SET TASK — Reproduce all entries verbatim, with nothing added or dropped.

EXCERPTED DATA —

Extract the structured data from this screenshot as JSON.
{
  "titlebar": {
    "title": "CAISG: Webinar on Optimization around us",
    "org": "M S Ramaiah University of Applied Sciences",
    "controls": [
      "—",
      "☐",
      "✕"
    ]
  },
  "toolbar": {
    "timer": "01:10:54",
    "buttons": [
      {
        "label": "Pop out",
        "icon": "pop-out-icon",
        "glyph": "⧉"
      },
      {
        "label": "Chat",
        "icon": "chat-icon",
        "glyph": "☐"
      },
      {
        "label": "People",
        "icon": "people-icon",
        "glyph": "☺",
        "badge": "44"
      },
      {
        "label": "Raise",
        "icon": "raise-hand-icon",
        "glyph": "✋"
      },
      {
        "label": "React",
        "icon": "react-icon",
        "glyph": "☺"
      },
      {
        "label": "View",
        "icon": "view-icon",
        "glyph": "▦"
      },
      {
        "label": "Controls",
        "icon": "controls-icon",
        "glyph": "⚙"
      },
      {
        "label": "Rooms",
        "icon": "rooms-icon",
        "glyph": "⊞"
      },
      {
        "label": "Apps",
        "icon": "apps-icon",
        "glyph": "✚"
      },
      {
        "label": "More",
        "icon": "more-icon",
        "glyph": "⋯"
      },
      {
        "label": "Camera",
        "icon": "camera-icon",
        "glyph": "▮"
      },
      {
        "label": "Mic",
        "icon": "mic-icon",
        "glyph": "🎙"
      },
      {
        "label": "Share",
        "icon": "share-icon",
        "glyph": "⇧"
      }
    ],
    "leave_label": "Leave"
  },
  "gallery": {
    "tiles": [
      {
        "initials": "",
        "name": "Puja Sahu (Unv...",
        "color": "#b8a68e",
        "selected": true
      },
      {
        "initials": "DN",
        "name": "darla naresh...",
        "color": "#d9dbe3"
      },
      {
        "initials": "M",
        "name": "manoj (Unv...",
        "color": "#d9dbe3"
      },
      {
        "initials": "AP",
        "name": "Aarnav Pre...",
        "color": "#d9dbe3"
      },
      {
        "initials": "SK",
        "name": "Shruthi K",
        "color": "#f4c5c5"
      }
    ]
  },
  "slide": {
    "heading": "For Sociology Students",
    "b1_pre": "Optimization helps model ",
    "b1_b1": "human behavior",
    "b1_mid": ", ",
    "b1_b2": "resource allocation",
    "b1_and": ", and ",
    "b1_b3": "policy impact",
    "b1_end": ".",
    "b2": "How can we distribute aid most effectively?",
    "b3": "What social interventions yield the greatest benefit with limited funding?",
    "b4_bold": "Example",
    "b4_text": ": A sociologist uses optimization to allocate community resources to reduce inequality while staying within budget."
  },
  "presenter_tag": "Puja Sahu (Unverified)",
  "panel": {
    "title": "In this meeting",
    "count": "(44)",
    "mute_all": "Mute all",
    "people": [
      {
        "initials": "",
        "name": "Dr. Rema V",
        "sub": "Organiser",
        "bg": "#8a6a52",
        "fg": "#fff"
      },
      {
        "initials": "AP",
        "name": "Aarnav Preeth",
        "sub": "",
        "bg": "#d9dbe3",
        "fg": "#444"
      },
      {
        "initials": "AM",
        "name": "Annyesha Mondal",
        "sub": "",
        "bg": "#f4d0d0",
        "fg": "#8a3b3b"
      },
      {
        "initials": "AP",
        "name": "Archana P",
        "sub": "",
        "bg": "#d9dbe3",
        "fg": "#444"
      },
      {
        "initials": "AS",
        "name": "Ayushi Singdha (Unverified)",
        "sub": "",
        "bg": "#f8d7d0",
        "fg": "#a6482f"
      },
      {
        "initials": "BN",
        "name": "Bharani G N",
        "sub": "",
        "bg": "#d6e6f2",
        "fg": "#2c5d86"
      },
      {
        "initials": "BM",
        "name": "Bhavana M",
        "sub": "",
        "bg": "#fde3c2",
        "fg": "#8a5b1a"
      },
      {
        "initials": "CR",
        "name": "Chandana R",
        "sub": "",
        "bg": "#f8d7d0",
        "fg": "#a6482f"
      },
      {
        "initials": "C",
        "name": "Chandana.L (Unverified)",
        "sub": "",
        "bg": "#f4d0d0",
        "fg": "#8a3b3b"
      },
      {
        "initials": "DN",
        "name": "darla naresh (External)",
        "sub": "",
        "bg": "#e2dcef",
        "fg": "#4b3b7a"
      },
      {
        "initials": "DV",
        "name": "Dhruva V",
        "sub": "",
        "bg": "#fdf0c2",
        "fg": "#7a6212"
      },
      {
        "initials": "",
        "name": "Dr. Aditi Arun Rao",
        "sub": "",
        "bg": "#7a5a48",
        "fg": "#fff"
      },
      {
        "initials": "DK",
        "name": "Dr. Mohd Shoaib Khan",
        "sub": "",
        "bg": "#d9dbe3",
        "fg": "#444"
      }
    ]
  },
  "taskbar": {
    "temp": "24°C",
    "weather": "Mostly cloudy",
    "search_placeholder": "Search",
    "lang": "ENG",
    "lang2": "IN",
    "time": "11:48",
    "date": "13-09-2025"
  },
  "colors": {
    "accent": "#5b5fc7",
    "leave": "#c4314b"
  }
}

ANSWER IN FULL —
Extract the structured data from this screenshot as JSON.
{
  "titlebar": {
    "title": "CAISG: Webinar on Optimization around us",
    "org": "M S Ramaiah University of Applied Sciences",
    "controls": [
      "—",
      "☐",
      "✕"
    ]
  },
  "toolbar": {
    "timer": "01:10:54",
    "buttons": [
      {
        "label": "Pop out",
        "icon": "pop-out-icon",
        "glyph": "⧉"
      },
      {
        "label": "Chat",
        "icon": "chat-icon",
        "glyph": "☐"
      },
      {
        "label": "People",
        "icon": "people-icon",
        "glyph": "☺",
        "badge": "44"
      },
      {
        "label": "Raise",
        "icon": "raise-hand-icon",
        "glyph": "✋"
      },
      {
        "label": "React",
        "icon": "react-icon",
        "glyph": "☺"
      },
      {
        "label": "View",
        "icon": "view-icon",
        "glyph": "▦"
      },
      {
        "label": "Controls",
        "icon": "controls-icon",
        "glyph": "⚙"
      },
      {
        "label": "Rooms",
        "icon": "rooms-icon",
        "glyph": "⊞"
      },
      {
        "label": "Apps",
        "icon": "apps-icon",
        "glyph": "✚"
      },
      {
        "label": "More",
        "icon": "more-icon",
        "glyph": "⋯"
      },
      {
        "label": "Camera",
        "icon": "camera-icon",
        "glyph": "▮"
      },
      {
        "label": "Mic",
        "icon": "mic-icon",
        "glyph": "🎙"
      },
      {
        "label": "Share",
        "icon": "share-icon",
        "glyph": "⇧"
      }
    ],
    "leave_label": "Leave"
  },
  "gallery": {
    "tiles": [
      {
        "initials": "",
        "name": "Puja Sahu (Unv...",
        "color": "#b8a68e",
        "selected": true
      },
      {
        "initials": "DN",
        "name": "darla naresh...",
        "color": "#d9dbe3"
      },
      {
        "initials": "M",
        "name": "manoj (Unv...",
        "color": "#d9dbe3"
      },
      {
        "initials": "AP",
        "name": "Aarnav Pre...",
        "color": "#d9dbe3"
      },
      {
        "initials": "SK",
        "name": "Shruthi K",
        "color": "#f4c5c5"
      }
    ]
  },
  "slide": {
    "heading": "For Sociology Students",
    "b1_pre": "Optimization helps model ",
    "b1_b1": "human behavior",
    "b1_mid": ", ",
    "b1_b2": "resource allocation",
    "b1_and": ", and ",
    "b1_b3": "policy impact",
    "b1_end": ".",
    "b2": "How can we distribute aid most effectively?",
    "b3": "What social interventions yield the greatest benefit with limited funding?",
    "b4_bold": "Example",
    "b4_text": ": A sociologist uses optimization to allocate community resources to reduce inequality while staying within budget."
  },
  "presenter_tag": "Puja Sahu (Unverified)",
  "panel": {
    "title": "In this meeting",
    "count": "(44)",
    "mute_all": "Mute all",
    "people": [
      {
        "initials": "",
        "name": "Dr. Rema V",
        "sub": "Organiser",
        "bg": "#8a6a52",
        "fg": "#fff"
      },
      {
        "initials": "AP",
        "name": "Aarnav Preeth",
        "sub": "",
        "bg": "#d9dbe3",
        "fg": "#444"
      },
      {
        "initials": "AM",
        "name": "Annyesha Mondal",
        "sub": "",
        "bg": "#f4d0d0",
        "fg": "#8a3b3b"
      },
      {
        "initials": "AP",
        "name": "Archana P",
        "sub": "",
        "bg": "#d9dbe3",
        "fg": "#444"
      },
      {
        "initials": "AS",
        "name": "Ayushi Singdha (Unverified)",
        "sub": "",
        "bg": "#f8d7d0",
        "fg": "#a6482f"
      },
      {
        "initials": "BN",
        "name": "Bharani G N",
        "sub": "",
        "bg": "#d6e6f2",
        "fg": "#2c5d86"
      },
      {
        "initials": "BM",
        "name": "Bhavana M",
        "sub": "",
        "bg": "#fde3c2",
        "fg": "#8a5b1a"
      },
      {
        "initials": "CR",
        "name": "Chandana R",
        "sub": "",
        "bg": "#f8d7d0",
        "fg": "#a6482f"
      },
      {
        "initials": "C",
        "name": "Chandana.L (Unverified)",
        "sub": "",
        "bg": "#f4d0d0",
        "fg": "#8a3b3b"
      },
      {
        "initials": "DN",
        "name": "darla naresh (External)",
        "sub": "",
        "bg": "#e2dcef",
        "fg": "#4b3b7a"
      },
      {
        "initials": "DV",
        "name": "Dhruva V",
        "sub": "",
        "bg": "#fdf0c2",
        "fg": "#7a6212"
      },
      {
        "initials": "",
        "name": "Dr. Aditi Arun Rao",
        "sub": "",
        "bg": "#7a5a48",
        "fg": "#fff"
      },
      {
        "initials": "DK",
        "name": "Dr. Mohd Shoaib Khan",
        "sub": "",
        "bg": "#d9dbe3",
        "fg": "#444"
      }
    ]
  },
  "taskbar": {
    "temp": "24°C",
    "weather": "Mostly cloudy",
    "search_placeholder": "Search",
    "lang": "ENG",
    "lang2": "IN",
    "time": "11:48",
    "date": "13-09-2025"
  },
  "colors": {
    "accent": "#5b5fc7",
    "leave": "#c4314b"
  }
}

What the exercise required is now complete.